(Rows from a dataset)
++++++
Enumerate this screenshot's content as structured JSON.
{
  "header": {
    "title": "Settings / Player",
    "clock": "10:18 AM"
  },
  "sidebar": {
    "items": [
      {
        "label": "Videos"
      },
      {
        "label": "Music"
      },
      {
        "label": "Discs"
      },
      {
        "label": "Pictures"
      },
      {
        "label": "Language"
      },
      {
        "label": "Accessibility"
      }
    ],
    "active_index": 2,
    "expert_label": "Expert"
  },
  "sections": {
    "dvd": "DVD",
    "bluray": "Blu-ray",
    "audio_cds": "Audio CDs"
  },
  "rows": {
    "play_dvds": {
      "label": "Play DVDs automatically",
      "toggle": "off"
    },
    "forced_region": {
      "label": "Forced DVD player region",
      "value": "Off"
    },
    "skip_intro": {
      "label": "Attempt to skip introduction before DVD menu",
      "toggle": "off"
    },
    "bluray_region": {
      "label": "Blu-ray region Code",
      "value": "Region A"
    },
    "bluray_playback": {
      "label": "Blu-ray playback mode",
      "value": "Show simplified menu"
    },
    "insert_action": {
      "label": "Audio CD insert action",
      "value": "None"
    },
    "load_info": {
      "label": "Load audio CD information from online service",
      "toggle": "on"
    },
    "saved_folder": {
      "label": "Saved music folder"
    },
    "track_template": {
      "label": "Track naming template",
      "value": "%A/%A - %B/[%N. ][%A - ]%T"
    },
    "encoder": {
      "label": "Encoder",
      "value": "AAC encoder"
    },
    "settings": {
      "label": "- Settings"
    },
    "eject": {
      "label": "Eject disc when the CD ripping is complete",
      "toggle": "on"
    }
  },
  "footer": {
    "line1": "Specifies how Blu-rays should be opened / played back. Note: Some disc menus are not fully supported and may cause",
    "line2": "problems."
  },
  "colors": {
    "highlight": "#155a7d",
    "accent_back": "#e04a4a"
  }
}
++++++
• **Given exercise**: Please reproduce the entire listing, exactly as shown.

• **Correct output**:
Enumerate this screenshot's content as structured JSON.
{
  "header": {
    "title": "Settings / Player",
    "clock": "10:18 AM"
  },
  "sidebar": {
    "items": [
      {
        "label": "Videos"
      },
      {
        "label": "Music"
      },
      {
        "label": "Discs"
      },
      {
        "label": "Pictures"
      },
      {
        "label": "Language"
      },
      {
        "label": "Accessibility"
      }
    ],
    "active_index": 2,
    "expert_label": "Expert"
  },
  "sections": {
    "dvd": "DVD",
    "bluray": "Blu-ray",
    "audio_cds": "Audio CDs"
  },
  "rows": {
    "play_dvds": {
      "label": "Play DVDs automatically",
      "toggle": "off"
    },
    "forced_region": {
      "label": "Forced DVD player region",
      "value": "Off"
    },
    "skip_intro": {
      "label": "Attempt to skip introduction before DVD menu",
      "toggle": "off"
    },
    "bluray_region": {
      "label": "Blu-ray region Code",
      "value": "Region A"
    },
    "bluray_playback": {
      "label": "Blu-ray playback mode",
      "value": "Show simplified menu"
    },
    "insert_action": {
      "label": "Audio CD insert action",
      "value": "None"
    },
    "load_info": {
      "label": "Load audio CD information from online service",
      "toggle": "on"
    },
    "saved_folder": {
      "label": "Saved music folder"
    },
    "track_template": {
      "label": "Track naming template",
      "value": "%A/%A - %B/[%N. ][%A - ]%T"
    },
    "encoder": {
      "label": "Encoder",
      "value": "AAC encoder"
    },
    "settings": {
      "label": "- Settings"
    },
    "eject": {
      "label": "Eject disc when the CD ripping is complete",
      "toggle": "on"
    }
  },
  "footer": {
    "line1": "Specifies how Blu-rays should be opened / played back. Note: Some disc menus are not fully supported and may cause",
    "line2": "problems."
  },
  "colors": {
    "highlight": "#155a7d",
    "accent_back": "#e04a4a"
  }
}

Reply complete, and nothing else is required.